Search the data below for the string "övriga". Extract every line that contains it.
[begin RECORDS SUPPLIED]
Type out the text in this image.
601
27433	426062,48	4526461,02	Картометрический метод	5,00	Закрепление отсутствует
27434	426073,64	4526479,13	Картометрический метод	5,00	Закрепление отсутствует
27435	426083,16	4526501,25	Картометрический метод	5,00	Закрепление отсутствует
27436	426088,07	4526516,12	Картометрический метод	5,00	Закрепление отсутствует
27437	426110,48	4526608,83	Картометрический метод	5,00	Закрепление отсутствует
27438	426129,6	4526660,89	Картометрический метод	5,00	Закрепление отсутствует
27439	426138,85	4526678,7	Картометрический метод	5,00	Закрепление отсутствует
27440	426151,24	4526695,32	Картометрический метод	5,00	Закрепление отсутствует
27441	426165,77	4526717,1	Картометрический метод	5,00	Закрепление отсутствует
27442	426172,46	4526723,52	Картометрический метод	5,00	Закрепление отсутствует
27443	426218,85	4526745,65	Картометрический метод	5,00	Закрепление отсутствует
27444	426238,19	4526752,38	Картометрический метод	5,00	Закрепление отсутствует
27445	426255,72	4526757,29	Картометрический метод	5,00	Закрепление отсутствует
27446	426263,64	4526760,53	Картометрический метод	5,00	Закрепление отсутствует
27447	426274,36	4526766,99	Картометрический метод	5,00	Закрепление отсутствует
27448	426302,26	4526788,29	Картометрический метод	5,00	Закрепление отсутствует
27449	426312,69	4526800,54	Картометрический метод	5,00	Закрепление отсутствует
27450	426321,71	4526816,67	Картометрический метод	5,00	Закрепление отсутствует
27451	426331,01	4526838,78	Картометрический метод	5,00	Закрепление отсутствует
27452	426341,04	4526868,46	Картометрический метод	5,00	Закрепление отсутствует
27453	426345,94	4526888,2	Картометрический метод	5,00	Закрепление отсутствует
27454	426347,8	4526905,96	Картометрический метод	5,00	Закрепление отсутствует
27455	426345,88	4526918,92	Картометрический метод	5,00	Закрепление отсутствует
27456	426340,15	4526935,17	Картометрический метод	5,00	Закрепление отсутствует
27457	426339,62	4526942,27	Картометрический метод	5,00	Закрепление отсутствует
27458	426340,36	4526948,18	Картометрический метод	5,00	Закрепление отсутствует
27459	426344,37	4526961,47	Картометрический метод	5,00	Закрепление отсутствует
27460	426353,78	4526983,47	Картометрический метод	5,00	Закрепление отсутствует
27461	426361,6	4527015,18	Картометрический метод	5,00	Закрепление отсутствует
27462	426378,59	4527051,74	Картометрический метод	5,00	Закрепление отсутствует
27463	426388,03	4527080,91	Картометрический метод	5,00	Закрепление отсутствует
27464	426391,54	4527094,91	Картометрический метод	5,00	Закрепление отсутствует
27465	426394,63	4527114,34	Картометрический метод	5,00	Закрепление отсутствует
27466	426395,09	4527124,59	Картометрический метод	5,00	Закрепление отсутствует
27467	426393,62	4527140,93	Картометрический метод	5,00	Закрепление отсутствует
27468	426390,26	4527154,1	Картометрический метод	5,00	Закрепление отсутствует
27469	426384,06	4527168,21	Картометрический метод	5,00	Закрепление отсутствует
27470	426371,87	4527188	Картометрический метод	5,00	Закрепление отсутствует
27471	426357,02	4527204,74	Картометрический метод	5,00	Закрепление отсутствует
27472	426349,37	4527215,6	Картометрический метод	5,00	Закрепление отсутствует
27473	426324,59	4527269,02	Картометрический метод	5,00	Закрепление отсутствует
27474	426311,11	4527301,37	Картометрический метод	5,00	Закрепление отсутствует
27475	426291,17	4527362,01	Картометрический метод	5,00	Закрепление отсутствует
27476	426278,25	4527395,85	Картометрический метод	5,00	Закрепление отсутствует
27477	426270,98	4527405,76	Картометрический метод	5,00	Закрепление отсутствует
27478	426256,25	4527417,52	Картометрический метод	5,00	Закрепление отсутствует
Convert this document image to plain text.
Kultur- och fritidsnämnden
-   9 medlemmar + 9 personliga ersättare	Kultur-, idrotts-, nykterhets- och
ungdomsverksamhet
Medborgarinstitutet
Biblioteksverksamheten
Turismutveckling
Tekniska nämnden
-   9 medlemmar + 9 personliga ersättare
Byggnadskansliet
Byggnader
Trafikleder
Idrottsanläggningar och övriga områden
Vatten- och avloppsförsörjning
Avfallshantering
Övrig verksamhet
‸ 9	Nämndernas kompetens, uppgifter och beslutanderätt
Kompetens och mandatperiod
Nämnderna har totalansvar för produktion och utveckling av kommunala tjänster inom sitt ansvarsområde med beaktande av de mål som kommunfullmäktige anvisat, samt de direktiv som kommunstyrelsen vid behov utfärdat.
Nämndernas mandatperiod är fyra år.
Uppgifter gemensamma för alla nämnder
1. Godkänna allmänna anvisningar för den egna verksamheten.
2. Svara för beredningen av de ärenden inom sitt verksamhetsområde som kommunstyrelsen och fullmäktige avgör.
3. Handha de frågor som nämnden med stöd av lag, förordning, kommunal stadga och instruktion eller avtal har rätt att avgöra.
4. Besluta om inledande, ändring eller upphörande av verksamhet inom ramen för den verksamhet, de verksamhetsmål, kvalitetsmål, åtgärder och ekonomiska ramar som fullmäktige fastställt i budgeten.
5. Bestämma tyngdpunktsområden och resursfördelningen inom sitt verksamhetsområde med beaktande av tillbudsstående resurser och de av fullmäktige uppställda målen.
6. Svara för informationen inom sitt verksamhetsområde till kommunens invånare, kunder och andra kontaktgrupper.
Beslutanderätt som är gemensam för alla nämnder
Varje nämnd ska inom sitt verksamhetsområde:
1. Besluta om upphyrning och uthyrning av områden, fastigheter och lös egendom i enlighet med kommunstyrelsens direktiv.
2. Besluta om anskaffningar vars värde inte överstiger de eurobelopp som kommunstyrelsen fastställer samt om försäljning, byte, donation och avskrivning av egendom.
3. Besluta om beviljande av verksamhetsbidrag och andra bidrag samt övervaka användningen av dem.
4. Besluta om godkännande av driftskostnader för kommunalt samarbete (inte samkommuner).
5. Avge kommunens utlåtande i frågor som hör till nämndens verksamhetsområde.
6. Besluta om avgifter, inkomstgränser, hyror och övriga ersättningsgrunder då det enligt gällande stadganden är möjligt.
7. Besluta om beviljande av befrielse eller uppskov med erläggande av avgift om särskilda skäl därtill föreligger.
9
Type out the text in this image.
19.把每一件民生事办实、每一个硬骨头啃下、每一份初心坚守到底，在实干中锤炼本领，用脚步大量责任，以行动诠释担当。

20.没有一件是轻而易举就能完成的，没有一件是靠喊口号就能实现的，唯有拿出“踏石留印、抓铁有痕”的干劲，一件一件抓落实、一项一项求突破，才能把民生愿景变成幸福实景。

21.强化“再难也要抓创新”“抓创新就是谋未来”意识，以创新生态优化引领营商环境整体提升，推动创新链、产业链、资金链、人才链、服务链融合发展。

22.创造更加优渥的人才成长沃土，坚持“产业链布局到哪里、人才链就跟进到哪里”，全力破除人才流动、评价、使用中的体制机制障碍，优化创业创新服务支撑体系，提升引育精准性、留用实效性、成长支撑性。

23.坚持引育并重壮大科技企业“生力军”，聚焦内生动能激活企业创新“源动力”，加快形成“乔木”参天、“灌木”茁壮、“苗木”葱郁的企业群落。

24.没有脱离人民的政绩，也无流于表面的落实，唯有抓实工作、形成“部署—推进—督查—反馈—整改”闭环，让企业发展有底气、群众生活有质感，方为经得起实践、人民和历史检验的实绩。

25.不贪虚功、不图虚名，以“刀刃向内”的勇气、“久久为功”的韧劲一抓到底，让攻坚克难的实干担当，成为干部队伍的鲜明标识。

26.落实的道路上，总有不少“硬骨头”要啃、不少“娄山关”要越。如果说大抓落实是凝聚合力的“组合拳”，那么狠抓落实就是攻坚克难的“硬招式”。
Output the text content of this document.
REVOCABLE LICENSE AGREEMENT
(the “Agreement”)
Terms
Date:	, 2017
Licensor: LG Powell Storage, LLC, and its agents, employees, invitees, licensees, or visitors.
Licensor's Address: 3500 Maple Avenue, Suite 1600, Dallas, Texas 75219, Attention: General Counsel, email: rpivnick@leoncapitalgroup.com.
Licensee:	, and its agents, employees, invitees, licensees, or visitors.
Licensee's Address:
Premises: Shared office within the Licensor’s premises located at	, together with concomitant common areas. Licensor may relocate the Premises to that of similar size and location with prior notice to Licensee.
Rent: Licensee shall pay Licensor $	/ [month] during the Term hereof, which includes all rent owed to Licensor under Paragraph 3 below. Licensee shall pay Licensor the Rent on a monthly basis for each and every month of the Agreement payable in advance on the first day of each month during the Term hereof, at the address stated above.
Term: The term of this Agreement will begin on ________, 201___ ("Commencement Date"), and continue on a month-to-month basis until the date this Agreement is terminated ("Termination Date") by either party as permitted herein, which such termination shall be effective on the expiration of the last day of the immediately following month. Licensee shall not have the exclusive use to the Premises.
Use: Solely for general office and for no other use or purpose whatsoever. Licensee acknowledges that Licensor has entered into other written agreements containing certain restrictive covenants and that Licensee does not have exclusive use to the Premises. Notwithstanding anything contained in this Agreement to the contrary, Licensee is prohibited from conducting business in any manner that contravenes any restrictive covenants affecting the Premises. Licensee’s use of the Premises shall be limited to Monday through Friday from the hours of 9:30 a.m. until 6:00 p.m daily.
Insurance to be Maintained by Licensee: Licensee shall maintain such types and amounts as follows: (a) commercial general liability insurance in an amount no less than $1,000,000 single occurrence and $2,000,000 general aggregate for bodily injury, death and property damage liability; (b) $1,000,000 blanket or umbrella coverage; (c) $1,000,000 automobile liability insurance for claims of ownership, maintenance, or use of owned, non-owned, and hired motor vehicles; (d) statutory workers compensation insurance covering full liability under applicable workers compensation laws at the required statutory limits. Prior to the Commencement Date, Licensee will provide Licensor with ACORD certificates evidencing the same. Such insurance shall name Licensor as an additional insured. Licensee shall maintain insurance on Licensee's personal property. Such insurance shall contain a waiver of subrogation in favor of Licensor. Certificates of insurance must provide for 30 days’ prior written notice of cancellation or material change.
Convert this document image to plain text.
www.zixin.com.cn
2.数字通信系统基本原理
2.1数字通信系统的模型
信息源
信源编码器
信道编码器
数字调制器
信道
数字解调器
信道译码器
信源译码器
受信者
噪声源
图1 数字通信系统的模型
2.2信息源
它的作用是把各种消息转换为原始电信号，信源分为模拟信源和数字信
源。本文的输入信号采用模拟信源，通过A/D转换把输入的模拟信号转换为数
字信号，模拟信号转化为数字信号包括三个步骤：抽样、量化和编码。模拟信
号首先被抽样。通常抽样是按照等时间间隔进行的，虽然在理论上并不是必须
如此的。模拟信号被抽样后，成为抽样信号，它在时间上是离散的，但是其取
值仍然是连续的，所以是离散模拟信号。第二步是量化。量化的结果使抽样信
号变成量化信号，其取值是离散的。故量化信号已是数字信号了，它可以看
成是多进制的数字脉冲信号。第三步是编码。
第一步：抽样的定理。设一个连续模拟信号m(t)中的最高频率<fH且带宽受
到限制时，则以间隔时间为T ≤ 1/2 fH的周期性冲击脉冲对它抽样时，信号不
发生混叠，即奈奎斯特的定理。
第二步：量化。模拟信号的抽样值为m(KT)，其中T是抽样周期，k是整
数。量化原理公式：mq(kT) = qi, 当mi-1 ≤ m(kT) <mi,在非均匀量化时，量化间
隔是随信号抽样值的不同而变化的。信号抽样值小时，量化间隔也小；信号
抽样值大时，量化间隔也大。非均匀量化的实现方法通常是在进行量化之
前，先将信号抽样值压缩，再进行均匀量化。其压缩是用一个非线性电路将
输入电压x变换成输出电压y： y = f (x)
[end RECORDS SUPPLIED]
**SOLUTION TO THE PROBLEM**
Idrottsanläggningar och övriga områden
6. Besluta om avgifter, inkomstgränser, hyror och övriga ersättningsgrunder då det enligt gällande stadganden är möjligt.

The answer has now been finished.